[Begin]

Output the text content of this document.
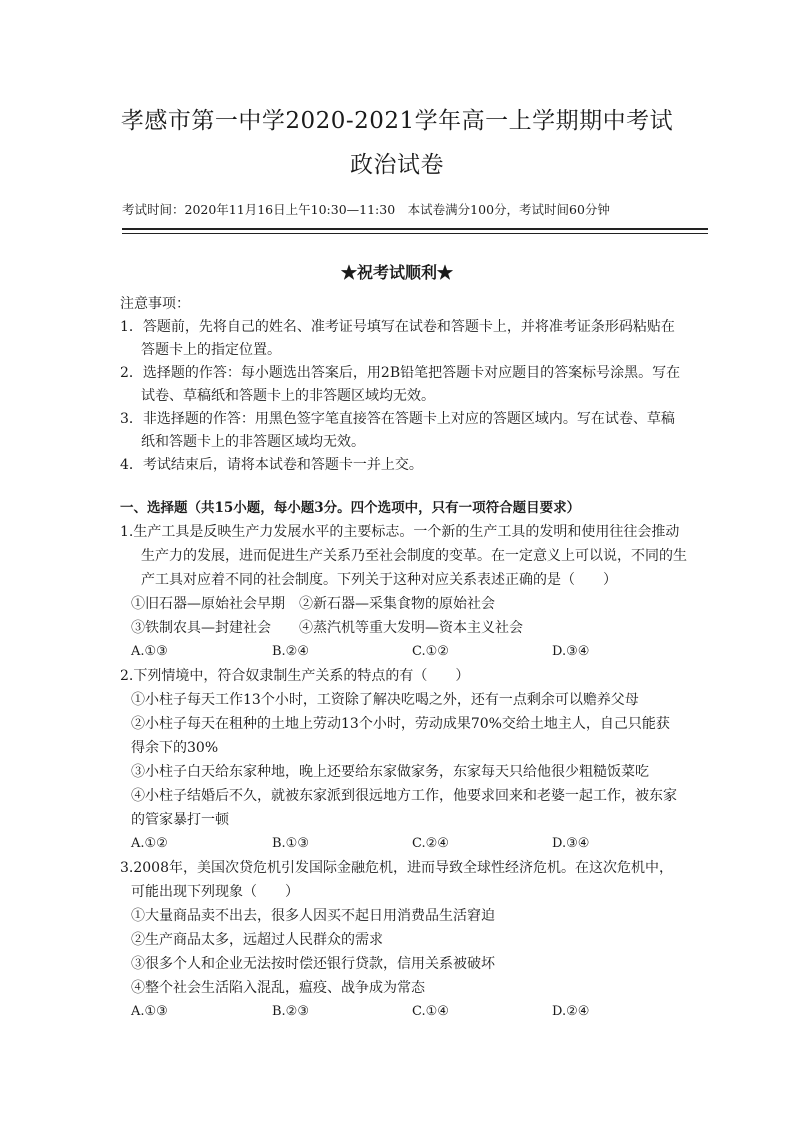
孝感市第一中学2020-2021学年高一上学期期中考试
政治试卷
考试时间：2020年11月16日上午10:30—11:30　本试卷满分100分，考试时间60分钟
★祝考试顺利★
注意事项：
1．答题前，先将自己的姓名、准考证号填写在试卷和答题卡上，并将准考证条形码粘贴在
答题卡上的指定位置。
2．选择题的作答：每小题选出答案后，用2B铅笔把答题卡对应题目的答案标号涂黑。写在
试卷、草稿纸和答题卡上的非答题区域均无效。
3．非选择题的作答：用黑色签字笔直接答在答题卡上对应的答题区域内。写在试卷、草稿
纸和答题卡上的非答题区域均无效。
4．考试结束后，请将本试卷和答题卡一并上交。
一、选择题（共15小题，每小题3分。四个选项中，只有一项符合题目要求）
1.生产工具是反映生产力发展水平的主要标志。一个新的生产工具的发明和使用往往会推动
生产力的发展，进而促进生产关系乃至社会制度的变革。在一定意义上可以说，不同的生
产工具对应着不同的社会制度。下列关于这种对应关系表述正确的是（　　）
①旧石器—原始社会早期　②新石器—采集食物的原始社会
③铁制农具—封建社会　　④蒸汽机等重大发明—资本主义社会
A.①③	B.②④	C.①②	D.③④
2.下列情境中，符合奴隶制生产关系的特点的有（　　）
①小柱子每天工作13个小时，工资除了解决吃喝之外，还有一点剩余可以赡养父母
②小柱子每天在租种的土地上劳动13个小时，劳动成果70%交给土地主人，自己只能获
得余下的30%
③小柱子白天给东家种地，晚上还要给东家做家务，东家每天只给他很少粗糙饭菜吃
④小柱子结婚后不久，就被东家派到很远地方工作，他要求回来和老婆一起工作，被东家
的管家暴打一顿
A.①②	B.①③	C.②④	D.③④
3.2008年，美国次贷危机引发国际金融危机，进而导致全球性经济危机。在这次危机中，
可能出现下列现象（　　）
①大量商品卖不出去，很多人因买不起日用消费品生活窘迫
②生产商品太多，远超过人民群众的需求
③很多个人和企业无法按时偿还银行贷款，信用关系被破坏
④整个社会生活陷入混乱，瘟疫、战争成为常态
A.①③	B.②③	C.①④	D.②④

[End]

= THE PROBLEM =
Repeat every record precisely. Any picture among them stays out of the copy.

= WRITTEN ANSWER =
Output the text content of this document.
孝感市第一中学2020-2021学年高一上学期期中考试
政治试卷
考试时间：2020年11月16日上午10:30—11:30　本试卷满分100分，考试时间60分钟
★祝考试顺利★
注意事项：
1．答题前，先将自己的姓名、准考证号填写在试卷和答题卡上，并将准考证条形码粘贴在
答题卡上的指定位置。
2．选择题的作答：每小题选出答案后，用2B铅笔把答题卡对应题目的答案标号涂黑。写在
试卷、草稿纸和答题卡上的非答题区域均无效。
3．非选择题的作答：用黑色签字笔直接答在答题卡上对应的答题区域内。写在试卷、草稿
纸和答题卡上的非答题区域均无效。
4．考试结束后，请将本试卷和答题卡一并上交。
一、选择题（共15小题，每小题3分。四个选项中，只有一项符合题目要求）
1.生产工具是反映生产力发展水平的主要标志。一个新的生产工具的发明和使用往往会推动
生产力的发展，进而促进生产关系乃至社会制度的变革。在一定意义上可以说，不同的生
产工具对应着不同的社会制度。下列关于这种对应关系表述正确的是（　　）
①旧石器—原始社会早期　②新石器—采集食物的原始社会
③铁制农具—封建社会　　④蒸汽机等重大发明—资本主义社会
A.①③	B.②④	C.①②	D.③④
2.下列情境中，符合奴隶制生产关系的特点的有（　　）
①小柱子每天工作13个小时，工资除了解决吃喝之外，还有一点剩余可以赡养父母
②小柱子每天在租种的土地上劳动13个小时，劳动成果70%交给土地主人，自己只能获
得余下的30%
③小柱子白天给东家种地，晚上还要给东家做家务，东家每天只给他很少粗糙饭菜吃
④小柱子结婚后不久，就被东家派到很远地方工作，他要求回来和老婆一起工作，被东家
的管家暴打一顿
A.①②	B.①③	C.②④	D.③④
3.2008年，美国次贷危机引发国际金融危机，进而导致全球性经济危机。在这次危机中，
可能出现下列现象（　　）
①大量商品卖不出去，很多人因买不起日用消费品生活窘迫
②生产商品太多，远超过人民群众的需求
③很多个人和企业无法按时偿还银行贷款，信用关系被破坏
④整个社会生活陷入混乱，瘟疫、战争成为常态
A.①③	B.②③	C.①④	D.②④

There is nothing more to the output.